-- start LISTED RECORDS --
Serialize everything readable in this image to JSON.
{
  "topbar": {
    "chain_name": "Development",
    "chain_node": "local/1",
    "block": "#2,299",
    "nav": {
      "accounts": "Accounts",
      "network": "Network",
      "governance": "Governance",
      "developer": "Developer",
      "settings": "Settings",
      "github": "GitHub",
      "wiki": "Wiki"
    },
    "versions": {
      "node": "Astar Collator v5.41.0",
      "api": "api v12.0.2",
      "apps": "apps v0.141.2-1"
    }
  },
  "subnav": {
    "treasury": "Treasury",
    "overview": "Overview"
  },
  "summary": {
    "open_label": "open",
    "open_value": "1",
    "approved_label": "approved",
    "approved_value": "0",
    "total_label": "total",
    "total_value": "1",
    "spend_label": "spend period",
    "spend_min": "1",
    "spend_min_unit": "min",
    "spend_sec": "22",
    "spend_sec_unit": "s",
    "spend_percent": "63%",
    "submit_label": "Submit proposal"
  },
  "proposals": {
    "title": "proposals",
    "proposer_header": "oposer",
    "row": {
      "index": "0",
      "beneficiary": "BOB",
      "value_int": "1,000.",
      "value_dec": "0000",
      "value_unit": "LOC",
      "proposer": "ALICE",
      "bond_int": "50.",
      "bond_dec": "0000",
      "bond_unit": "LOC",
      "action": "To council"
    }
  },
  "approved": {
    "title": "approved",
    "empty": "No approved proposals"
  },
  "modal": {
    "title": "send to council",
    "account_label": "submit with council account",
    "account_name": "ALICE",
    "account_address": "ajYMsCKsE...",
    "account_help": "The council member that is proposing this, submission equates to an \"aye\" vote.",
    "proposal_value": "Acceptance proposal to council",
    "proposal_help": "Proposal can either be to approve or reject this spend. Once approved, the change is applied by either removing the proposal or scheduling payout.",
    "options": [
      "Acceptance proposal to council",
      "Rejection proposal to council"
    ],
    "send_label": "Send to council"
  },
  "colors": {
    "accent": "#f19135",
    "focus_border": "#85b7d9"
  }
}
-- end LISTED RECORDS --
> **SET TASK**:
Would you copy out each line exactly as written?

> **THE REPLY**:
Serialize everything readable in this image to JSON.
{
  "topbar": {
    "chain_name": "Development",
    "chain_node": "local/1",
    "block": "#2,299",
    "nav": {
      "accounts": "Accounts",
      "network": "Network",
      "governance": "Governance",
      "developer": "Developer",
      "settings": "Settings",
      "github": "GitHub",
      "wiki": "Wiki"
    },
    "versions": {
      "node": "Astar Collator v5.41.0",
      "api": "api v12.0.2",
      "apps": "apps v0.141.2-1"
    }
  },
  "subnav": {
    "treasury": "Treasury",
    "overview": "Overview"
  },
  "summary": {
    "open_label": "open",
    "open_value": "1",
    "approved_label": "approved",
    "approved_value": "0",
    "total_label": "total",
    "total_value": "1",
    "spend_label": "spend period",
    "spend_min": "1",
    "spend_min_unit": "min",
    "spend_sec": "22",
    "spend_sec_unit": "s",
    "spend_percent": "63%",
    "submit_label": "Submit proposal"
  },
  "proposals": {
    "title": "proposals",
    "proposer_header": "oposer",
    "row": {
      "index": "0",
      "beneficiary": "BOB",
      "value_int": "1,000.",
      "value_dec": "0000",
      "value_unit": "LOC",
      "proposer": "ALICE",
      "bond_int": "50.",
      "bond_dec": "0000",
      "bond_unit": "LOC",
      "action": "To council"
    }
  },
  "approved": {
    "title": "approved",
    "empty": "No approved proposals"
  },
  "modal": {
    "title": "send to council",
    "account_label": "submit with council account",
    "account_name": "ALICE",
    "account_address": "ajYMsCKsE...",
    "account_help": "The council member that is proposing this, submission equates to an \"aye\" vote.",
    "proposal_value": "Acceptance proposal to council",
    "proposal_help": "Proposal can either be to approve or reject this spend. Once approved, the change is applied by either removing the proposal or scheduling payout.",
    "options": [
      "Acceptance proposal to council",
      "Rejection proposal to council"
    ],
    "send_label": "Send to council"
  },
  "colors": {
    "accent": "#f19135",
    "focus_border": "#85b7d9"
  }
}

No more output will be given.